»»
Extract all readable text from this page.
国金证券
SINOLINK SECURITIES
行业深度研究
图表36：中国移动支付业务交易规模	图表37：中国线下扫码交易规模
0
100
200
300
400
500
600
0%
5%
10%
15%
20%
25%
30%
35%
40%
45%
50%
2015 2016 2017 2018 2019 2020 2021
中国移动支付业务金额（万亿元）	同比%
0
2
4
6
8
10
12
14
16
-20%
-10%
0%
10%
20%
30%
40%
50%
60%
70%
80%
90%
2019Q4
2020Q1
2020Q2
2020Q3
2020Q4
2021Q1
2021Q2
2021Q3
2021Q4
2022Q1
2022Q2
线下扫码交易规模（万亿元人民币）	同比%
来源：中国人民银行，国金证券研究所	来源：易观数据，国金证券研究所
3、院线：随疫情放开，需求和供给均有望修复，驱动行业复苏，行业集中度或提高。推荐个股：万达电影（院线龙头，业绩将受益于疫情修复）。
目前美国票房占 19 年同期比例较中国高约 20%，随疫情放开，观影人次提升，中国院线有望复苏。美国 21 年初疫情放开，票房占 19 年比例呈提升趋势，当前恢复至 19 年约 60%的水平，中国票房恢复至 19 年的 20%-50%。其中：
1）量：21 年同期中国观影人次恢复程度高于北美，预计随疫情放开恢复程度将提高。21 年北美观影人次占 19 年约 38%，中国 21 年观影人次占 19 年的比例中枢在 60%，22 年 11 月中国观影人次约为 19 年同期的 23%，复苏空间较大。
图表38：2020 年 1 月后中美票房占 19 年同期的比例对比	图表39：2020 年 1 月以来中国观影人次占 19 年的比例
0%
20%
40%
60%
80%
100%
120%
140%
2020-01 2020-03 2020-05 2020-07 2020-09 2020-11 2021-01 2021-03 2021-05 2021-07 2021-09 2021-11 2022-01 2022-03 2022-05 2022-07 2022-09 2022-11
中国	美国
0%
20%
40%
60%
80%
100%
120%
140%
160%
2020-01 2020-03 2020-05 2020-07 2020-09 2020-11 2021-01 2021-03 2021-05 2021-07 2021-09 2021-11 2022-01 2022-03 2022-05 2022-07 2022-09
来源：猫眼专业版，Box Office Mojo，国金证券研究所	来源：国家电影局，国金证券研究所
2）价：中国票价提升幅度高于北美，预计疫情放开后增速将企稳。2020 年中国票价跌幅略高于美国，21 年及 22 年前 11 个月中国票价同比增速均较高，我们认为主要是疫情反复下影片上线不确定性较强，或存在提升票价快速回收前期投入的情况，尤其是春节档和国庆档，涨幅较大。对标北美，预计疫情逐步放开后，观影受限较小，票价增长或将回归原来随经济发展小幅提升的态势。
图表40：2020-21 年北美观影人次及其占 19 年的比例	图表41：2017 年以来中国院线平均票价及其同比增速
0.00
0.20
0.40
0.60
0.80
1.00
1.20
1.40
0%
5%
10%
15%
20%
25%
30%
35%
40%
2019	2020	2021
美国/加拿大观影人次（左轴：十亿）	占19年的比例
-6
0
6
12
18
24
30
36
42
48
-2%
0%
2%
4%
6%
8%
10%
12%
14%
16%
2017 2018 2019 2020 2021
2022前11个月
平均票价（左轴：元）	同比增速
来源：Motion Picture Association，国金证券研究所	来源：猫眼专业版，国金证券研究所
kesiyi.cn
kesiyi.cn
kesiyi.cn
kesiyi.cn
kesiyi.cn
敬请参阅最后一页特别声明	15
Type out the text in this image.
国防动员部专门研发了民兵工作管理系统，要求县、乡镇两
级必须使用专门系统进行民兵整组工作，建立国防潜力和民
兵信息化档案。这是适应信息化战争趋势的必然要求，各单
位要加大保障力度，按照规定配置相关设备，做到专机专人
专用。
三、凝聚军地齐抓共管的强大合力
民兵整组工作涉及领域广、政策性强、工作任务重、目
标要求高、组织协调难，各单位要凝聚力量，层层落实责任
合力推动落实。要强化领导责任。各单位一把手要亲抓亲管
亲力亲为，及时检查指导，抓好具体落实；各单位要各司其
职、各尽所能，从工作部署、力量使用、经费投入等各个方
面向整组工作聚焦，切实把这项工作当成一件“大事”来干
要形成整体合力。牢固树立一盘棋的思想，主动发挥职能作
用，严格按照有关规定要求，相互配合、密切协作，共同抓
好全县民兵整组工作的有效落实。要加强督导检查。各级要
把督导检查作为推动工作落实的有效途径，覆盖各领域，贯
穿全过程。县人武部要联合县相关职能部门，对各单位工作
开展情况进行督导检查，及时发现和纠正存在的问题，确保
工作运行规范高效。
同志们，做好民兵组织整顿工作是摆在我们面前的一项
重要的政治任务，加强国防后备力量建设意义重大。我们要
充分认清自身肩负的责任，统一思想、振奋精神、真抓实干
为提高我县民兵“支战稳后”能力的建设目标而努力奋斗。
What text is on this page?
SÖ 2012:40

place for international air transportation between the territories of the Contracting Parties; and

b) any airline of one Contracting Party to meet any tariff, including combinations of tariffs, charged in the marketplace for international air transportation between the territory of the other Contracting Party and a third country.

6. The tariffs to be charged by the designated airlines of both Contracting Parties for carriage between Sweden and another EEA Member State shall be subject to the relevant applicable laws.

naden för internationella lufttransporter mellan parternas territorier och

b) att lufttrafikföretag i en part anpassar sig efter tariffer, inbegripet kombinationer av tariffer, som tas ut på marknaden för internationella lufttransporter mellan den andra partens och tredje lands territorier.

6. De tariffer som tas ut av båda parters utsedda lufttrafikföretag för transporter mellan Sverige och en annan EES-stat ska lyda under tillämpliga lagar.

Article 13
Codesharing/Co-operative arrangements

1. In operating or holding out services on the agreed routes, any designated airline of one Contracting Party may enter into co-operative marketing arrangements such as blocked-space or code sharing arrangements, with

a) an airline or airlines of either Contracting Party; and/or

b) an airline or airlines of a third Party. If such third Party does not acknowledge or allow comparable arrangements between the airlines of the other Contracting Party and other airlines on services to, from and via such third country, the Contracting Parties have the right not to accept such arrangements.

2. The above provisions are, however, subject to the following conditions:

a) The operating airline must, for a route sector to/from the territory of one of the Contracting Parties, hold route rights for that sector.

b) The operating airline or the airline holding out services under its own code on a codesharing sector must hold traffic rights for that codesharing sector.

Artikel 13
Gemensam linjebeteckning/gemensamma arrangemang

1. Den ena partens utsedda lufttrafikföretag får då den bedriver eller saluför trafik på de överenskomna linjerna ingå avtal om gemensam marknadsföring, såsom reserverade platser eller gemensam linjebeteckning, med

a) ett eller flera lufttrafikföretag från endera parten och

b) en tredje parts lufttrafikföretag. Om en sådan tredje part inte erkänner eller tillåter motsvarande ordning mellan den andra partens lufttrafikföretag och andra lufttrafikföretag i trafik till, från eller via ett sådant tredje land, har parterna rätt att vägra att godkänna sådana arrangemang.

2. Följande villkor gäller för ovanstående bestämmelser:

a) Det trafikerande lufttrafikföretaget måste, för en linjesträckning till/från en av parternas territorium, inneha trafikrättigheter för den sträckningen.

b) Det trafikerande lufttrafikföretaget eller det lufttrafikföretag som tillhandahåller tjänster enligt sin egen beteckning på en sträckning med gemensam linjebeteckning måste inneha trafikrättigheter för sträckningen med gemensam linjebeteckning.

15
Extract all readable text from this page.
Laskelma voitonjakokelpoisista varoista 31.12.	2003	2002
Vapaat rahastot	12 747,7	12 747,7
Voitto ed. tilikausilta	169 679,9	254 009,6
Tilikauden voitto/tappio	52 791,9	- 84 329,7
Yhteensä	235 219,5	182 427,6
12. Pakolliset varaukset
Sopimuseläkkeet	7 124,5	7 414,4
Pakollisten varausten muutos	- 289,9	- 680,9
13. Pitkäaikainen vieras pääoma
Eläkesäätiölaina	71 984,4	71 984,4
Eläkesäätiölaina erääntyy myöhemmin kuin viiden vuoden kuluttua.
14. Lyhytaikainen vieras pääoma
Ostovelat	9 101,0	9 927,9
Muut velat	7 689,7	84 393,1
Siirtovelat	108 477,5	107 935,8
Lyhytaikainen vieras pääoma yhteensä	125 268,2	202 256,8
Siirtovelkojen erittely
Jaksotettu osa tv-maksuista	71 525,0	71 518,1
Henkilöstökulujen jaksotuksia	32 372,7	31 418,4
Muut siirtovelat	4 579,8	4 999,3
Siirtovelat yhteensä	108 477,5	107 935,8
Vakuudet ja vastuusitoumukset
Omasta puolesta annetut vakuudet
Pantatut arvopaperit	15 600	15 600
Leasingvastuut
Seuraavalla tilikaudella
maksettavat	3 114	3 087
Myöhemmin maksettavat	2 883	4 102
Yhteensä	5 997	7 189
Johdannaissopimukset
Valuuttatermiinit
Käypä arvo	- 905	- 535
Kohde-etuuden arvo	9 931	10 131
««
Description of the task:
Pick out every line of the listing containing the word "rights", and show those lines.

Solved exercise:
a) The operating airline must, for a route sector to/from the territory of one of the Contracting Parties, hold route rights for that sector.
b) The operating airline or the airline holding out services under its own code on a codesharing sector must hold traffic rights for that codesharing sector.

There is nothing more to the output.